Report how many lines of these entries hold the string "конструкций"; reply with the number alone.

• _PROVIDED DATA_:
* Begin *

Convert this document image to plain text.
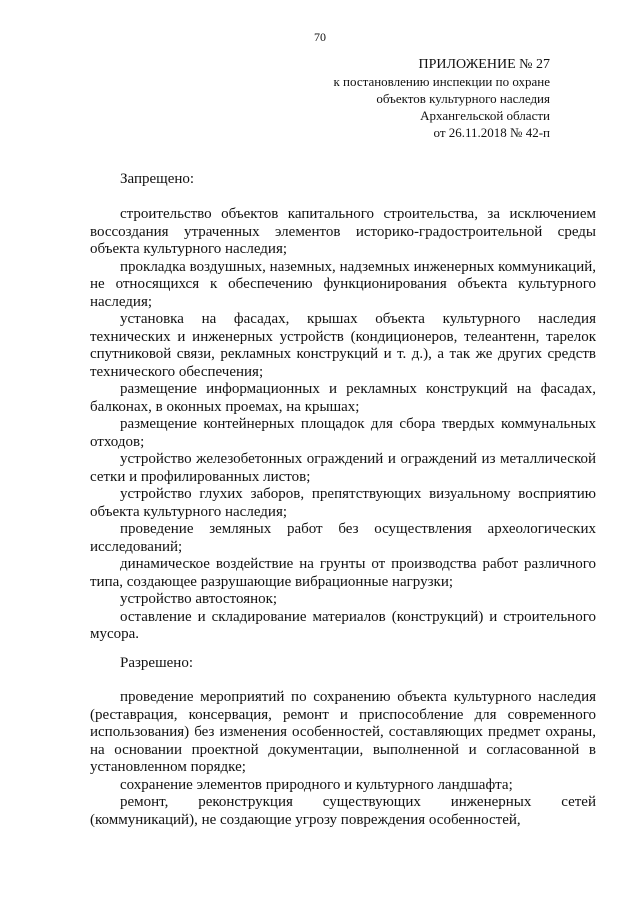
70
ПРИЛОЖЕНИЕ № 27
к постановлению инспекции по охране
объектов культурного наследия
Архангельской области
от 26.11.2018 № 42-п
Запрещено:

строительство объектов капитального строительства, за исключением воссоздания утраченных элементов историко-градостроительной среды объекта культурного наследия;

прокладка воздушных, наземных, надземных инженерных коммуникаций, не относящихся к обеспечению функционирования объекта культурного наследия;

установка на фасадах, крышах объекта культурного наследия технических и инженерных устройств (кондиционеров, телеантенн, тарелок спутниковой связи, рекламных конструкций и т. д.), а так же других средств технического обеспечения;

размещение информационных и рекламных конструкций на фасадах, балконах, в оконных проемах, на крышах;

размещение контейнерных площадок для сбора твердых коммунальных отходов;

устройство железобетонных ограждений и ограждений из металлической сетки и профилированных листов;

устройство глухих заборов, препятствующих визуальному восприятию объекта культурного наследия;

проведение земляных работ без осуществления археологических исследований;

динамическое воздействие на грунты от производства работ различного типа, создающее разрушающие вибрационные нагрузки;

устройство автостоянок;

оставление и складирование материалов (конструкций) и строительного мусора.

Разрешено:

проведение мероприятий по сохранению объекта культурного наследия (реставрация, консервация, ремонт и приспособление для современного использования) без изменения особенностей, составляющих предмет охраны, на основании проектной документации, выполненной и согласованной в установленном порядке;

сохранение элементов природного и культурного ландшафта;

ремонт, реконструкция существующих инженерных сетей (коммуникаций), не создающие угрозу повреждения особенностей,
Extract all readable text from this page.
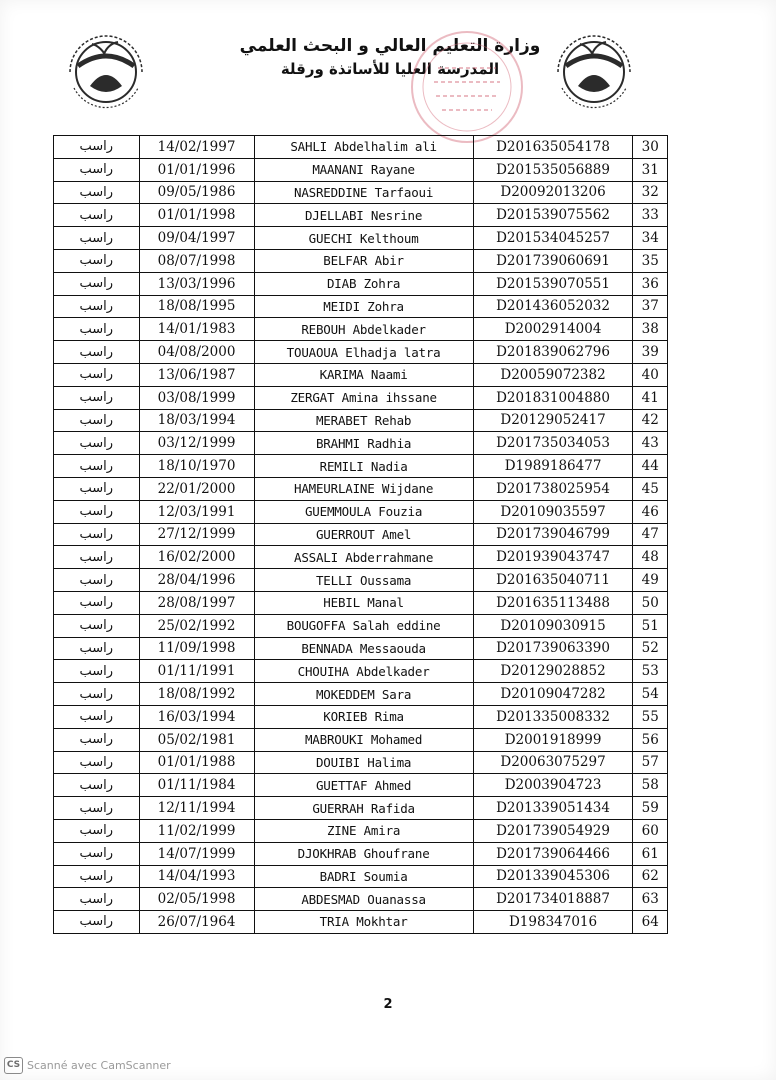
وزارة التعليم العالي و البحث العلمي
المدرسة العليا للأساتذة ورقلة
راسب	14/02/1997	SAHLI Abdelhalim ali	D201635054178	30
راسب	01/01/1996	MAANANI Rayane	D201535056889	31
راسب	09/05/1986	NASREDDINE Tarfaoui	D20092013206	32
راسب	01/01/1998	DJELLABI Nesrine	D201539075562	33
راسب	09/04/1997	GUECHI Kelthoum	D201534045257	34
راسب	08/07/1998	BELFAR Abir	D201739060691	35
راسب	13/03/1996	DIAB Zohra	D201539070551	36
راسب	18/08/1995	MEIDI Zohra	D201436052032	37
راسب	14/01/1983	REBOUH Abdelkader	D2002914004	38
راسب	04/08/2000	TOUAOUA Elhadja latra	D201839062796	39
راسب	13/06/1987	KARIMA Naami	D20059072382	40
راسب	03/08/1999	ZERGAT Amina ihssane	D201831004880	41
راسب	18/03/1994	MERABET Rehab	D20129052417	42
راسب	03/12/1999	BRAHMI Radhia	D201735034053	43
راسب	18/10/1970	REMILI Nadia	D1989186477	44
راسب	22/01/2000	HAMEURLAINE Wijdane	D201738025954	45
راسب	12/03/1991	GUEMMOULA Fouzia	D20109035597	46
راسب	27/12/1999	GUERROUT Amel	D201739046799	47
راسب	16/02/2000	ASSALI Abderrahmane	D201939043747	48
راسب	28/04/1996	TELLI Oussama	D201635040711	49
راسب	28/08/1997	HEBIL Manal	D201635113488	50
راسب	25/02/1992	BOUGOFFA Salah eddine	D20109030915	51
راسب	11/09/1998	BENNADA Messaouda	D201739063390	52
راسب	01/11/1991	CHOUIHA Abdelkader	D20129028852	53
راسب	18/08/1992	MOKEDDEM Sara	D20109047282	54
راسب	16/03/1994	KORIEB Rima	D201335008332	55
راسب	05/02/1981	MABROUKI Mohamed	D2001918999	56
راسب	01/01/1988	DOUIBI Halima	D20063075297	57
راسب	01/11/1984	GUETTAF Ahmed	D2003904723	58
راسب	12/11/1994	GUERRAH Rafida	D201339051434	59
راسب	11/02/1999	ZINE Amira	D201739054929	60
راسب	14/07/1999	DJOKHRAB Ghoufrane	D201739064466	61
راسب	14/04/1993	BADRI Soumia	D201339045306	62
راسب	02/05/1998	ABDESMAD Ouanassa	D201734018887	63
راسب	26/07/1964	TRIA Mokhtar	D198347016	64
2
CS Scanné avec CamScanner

* End *
* Begin *

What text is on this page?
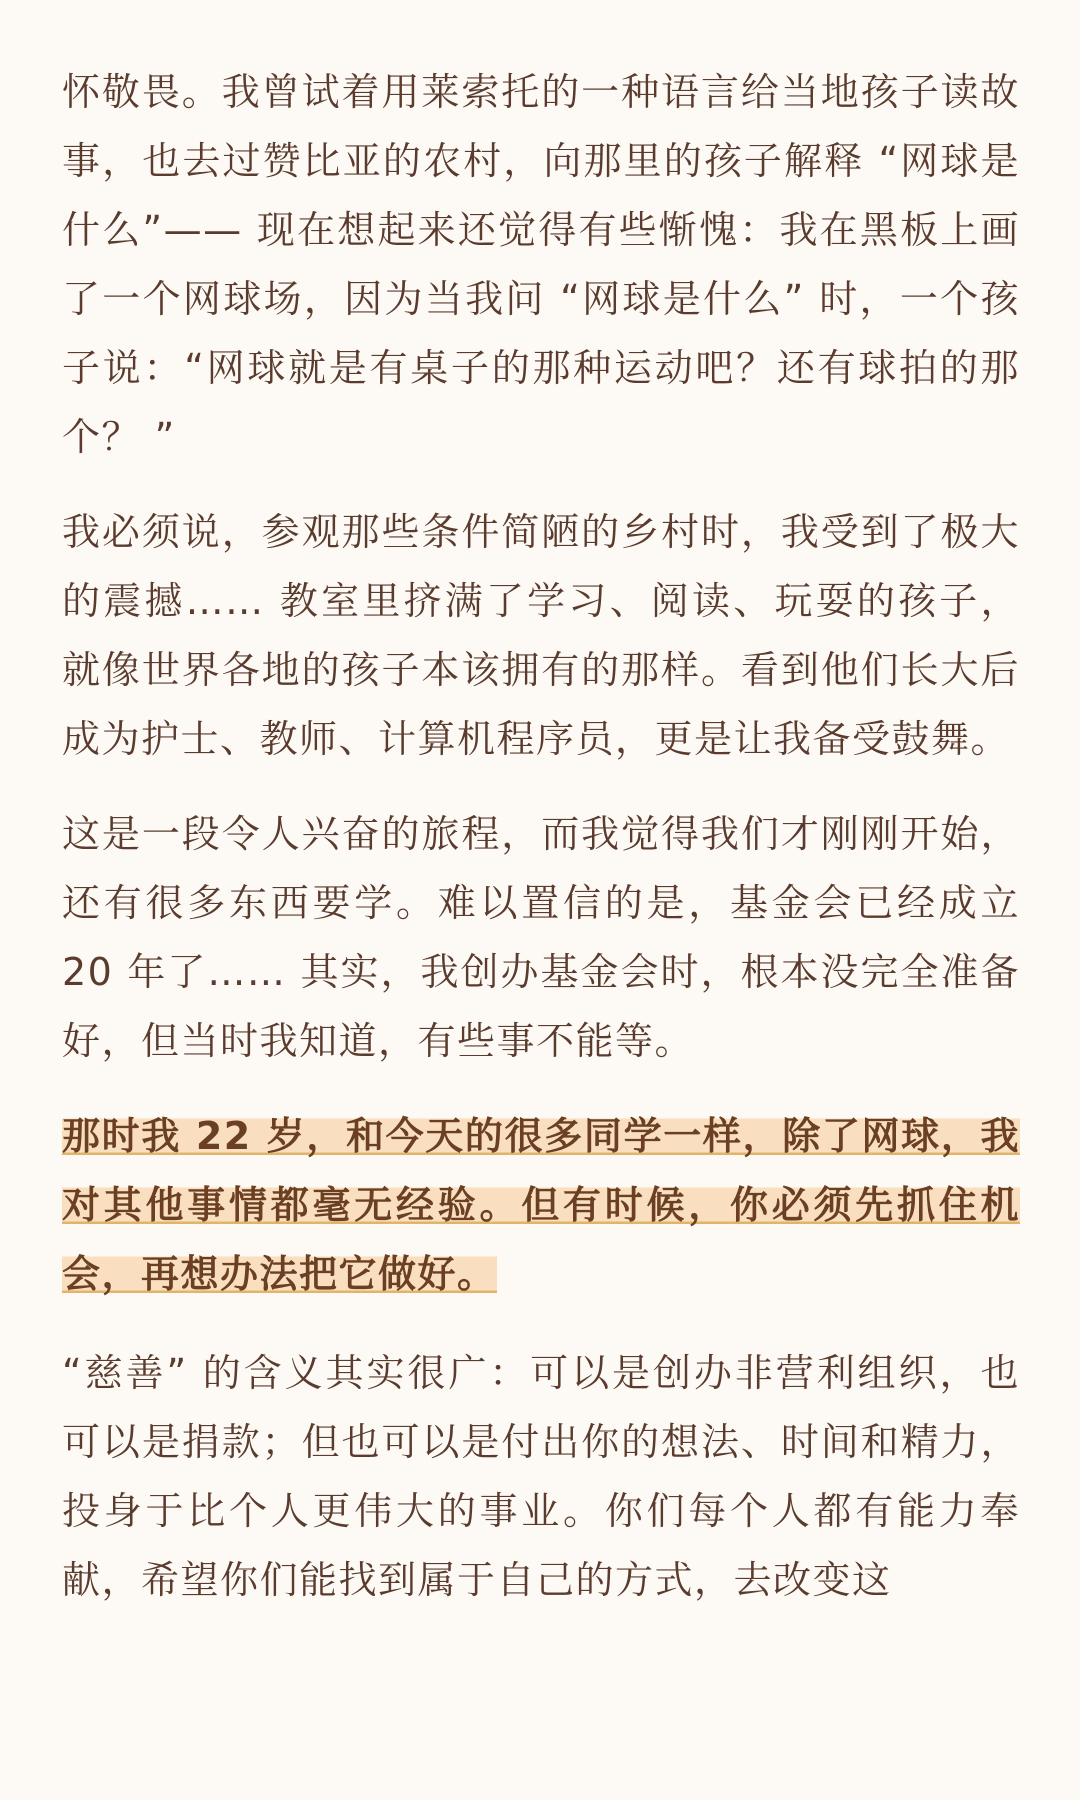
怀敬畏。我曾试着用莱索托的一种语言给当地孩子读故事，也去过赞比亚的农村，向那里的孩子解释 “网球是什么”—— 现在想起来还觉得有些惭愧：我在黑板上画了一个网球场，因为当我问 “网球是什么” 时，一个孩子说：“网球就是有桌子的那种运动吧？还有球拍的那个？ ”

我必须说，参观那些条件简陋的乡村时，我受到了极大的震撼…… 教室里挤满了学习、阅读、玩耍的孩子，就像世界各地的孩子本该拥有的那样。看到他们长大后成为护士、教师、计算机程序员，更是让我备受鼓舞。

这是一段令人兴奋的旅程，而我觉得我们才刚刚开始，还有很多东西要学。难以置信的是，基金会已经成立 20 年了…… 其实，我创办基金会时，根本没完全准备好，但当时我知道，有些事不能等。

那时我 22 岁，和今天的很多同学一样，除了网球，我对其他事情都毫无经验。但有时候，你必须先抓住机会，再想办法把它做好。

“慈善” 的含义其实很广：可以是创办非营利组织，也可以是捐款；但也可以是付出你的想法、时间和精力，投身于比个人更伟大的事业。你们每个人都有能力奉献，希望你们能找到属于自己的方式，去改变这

* End *
* Begin *

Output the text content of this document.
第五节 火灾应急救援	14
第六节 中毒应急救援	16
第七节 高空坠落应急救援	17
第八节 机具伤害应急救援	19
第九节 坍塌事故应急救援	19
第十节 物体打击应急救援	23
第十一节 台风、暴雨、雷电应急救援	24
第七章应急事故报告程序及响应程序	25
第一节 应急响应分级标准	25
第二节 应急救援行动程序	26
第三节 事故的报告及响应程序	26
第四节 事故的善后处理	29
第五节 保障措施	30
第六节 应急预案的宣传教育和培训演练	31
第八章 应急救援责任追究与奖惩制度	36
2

* End *

• _RIGHT ANSWER_:
3